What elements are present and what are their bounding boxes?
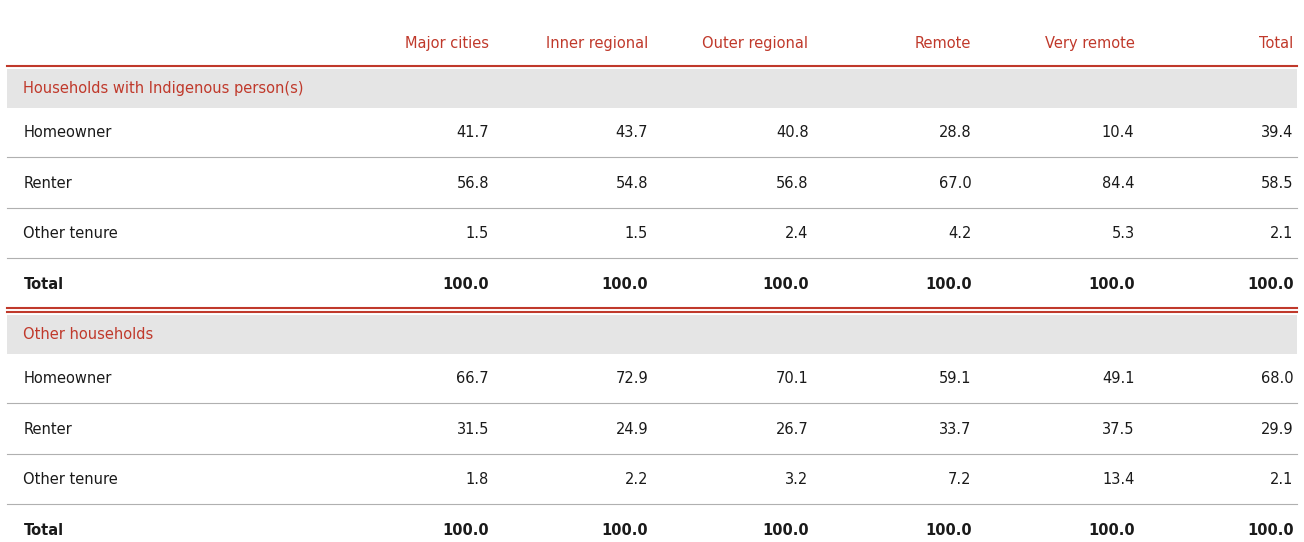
========
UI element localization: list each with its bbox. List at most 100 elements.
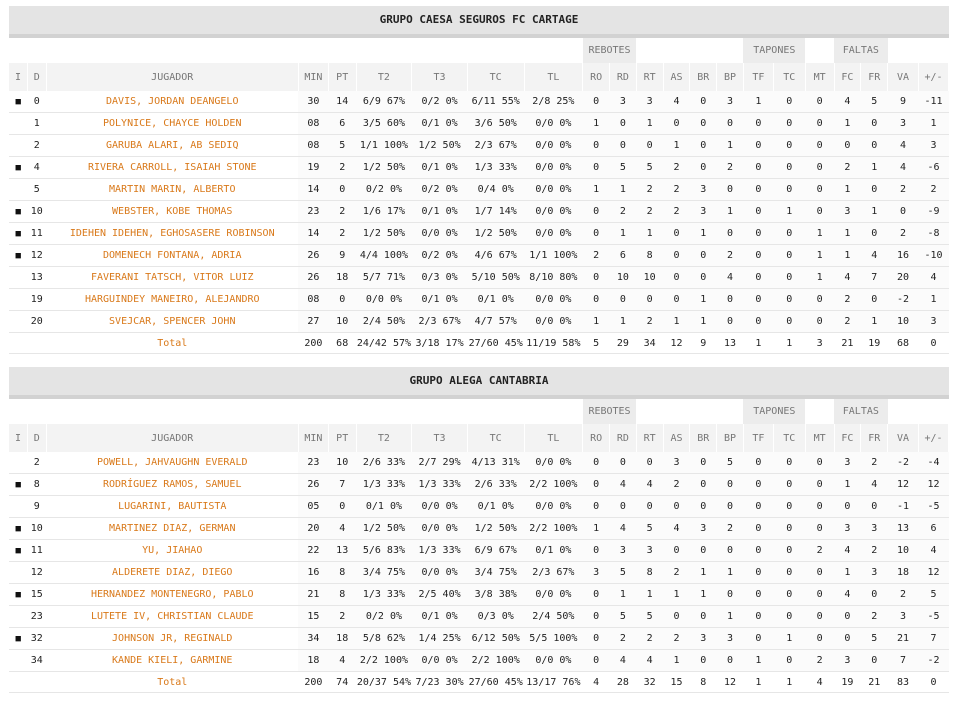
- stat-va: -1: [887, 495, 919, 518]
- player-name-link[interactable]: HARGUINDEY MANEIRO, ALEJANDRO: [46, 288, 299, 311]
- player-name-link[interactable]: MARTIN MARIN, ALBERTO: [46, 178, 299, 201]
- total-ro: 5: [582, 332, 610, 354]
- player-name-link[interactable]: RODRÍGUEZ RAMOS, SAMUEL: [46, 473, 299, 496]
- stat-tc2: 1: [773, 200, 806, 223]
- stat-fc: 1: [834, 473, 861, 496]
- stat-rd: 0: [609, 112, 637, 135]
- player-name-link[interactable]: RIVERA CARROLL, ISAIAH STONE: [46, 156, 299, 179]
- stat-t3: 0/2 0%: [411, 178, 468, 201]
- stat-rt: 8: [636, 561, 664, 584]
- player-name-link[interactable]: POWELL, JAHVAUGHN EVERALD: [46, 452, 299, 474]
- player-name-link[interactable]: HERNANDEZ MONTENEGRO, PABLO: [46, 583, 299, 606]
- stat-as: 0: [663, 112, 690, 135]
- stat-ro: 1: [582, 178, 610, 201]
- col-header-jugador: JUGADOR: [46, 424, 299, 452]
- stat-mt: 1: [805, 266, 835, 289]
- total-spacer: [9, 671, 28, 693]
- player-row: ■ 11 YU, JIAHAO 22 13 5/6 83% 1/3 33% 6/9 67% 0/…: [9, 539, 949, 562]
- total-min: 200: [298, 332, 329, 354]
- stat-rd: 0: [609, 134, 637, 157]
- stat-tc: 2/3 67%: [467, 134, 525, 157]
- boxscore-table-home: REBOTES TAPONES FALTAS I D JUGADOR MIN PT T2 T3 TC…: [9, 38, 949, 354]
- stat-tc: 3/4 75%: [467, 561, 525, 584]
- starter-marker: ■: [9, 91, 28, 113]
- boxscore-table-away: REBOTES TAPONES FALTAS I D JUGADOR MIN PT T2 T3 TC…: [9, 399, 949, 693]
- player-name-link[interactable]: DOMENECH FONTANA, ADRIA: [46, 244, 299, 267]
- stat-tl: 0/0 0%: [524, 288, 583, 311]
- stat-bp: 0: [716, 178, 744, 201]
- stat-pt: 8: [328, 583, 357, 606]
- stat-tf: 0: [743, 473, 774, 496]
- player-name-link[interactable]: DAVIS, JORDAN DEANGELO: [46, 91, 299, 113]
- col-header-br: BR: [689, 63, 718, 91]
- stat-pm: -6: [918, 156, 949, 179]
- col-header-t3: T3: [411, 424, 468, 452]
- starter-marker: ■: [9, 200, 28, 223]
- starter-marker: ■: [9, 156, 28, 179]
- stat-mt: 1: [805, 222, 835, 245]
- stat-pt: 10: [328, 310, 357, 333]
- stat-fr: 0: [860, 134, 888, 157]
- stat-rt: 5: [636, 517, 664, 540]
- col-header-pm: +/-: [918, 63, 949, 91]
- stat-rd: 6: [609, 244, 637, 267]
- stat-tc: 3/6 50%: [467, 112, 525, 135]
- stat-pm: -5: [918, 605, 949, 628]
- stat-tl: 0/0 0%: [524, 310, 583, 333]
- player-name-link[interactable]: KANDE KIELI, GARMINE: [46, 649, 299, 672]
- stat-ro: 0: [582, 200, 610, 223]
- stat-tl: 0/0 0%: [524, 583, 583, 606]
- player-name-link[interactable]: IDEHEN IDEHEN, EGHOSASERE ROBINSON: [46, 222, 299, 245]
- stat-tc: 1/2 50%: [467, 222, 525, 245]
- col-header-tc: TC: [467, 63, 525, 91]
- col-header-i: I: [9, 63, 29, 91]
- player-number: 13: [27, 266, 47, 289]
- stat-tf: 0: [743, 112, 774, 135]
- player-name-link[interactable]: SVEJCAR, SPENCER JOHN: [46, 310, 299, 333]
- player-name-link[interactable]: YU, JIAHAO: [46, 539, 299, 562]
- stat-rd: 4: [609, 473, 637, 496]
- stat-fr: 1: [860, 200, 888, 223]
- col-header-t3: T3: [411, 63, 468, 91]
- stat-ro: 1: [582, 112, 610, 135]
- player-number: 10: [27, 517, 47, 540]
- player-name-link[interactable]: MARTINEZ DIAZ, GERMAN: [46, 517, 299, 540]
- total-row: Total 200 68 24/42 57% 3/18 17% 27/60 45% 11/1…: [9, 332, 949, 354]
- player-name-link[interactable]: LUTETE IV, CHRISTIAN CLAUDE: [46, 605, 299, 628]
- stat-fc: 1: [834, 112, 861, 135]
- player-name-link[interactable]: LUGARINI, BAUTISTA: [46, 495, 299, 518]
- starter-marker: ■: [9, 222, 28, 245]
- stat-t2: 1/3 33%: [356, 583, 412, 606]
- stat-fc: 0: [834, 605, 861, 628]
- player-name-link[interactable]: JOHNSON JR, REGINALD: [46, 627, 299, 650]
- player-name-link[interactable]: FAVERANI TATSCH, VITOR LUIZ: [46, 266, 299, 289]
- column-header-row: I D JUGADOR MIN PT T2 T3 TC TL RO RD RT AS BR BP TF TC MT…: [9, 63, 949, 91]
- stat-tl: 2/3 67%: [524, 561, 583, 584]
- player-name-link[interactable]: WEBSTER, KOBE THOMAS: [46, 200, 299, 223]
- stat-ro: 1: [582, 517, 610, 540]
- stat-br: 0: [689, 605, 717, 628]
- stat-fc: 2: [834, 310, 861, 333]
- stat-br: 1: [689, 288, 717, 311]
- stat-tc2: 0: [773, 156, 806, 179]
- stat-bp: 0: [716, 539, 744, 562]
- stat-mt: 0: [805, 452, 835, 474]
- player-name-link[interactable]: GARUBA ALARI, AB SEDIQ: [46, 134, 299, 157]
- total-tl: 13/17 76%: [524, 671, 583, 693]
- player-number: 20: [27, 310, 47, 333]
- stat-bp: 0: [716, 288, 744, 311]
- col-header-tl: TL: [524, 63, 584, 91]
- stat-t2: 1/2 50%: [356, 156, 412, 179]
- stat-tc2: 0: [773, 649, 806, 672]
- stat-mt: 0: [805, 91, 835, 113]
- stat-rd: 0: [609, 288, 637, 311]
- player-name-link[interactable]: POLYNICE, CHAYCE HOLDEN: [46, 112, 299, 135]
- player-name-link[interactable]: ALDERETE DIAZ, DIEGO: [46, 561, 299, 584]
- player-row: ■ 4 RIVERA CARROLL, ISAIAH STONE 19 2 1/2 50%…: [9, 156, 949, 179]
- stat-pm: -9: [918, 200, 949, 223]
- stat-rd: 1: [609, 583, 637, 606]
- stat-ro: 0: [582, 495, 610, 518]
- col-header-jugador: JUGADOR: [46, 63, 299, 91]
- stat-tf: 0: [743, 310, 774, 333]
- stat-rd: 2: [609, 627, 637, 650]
========
■ Given task: Copy out the data starting with the line that contains "UI element localization: list" and going on through the line that contains "- player-name-link[interactable]: HERNANDEZ", leaving out the pictures.

■ Expected output:
UI element localization: list each with its bbox. List at most 100 elements.
- stat-va: -1: [887, 495, 919, 518]
- player-name-link[interactable]: HARGUINDEY MANEIRO, ALEJANDRO: [46, 288, 299, 311]
- player-name-link[interactable]: MARTIN MARIN, ALBERTO: [46, 178, 299, 201]
- total-ro: 5: [582, 332, 610, 354]
- player-name-link[interactable]: RODRÍGUEZ RAMOS, SAMUEL: [46, 473, 299, 496]
- stat-tc2: 1: [773, 200, 806, 223]
- stat-fc: 1: [834, 473, 861, 496]
- stat-rd: 0: [609, 112, 637, 135]
- player-name-link[interactable]: RIVERA CARROLL, ISAIAH STONE: [46, 156, 299, 179]
- stat-t3: 0/2 0%: [411, 178, 468, 201]
- stat-rt: 8: [636, 561, 664, 584]
- player-name-link[interactable]: POWELL, JAHVAUGHN EVERALD: [46, 452, 299, 474]
- player-name-link[interactable]: HERNANDEZ MONTENEGRO, PABLO: [46, 583, 299, 606]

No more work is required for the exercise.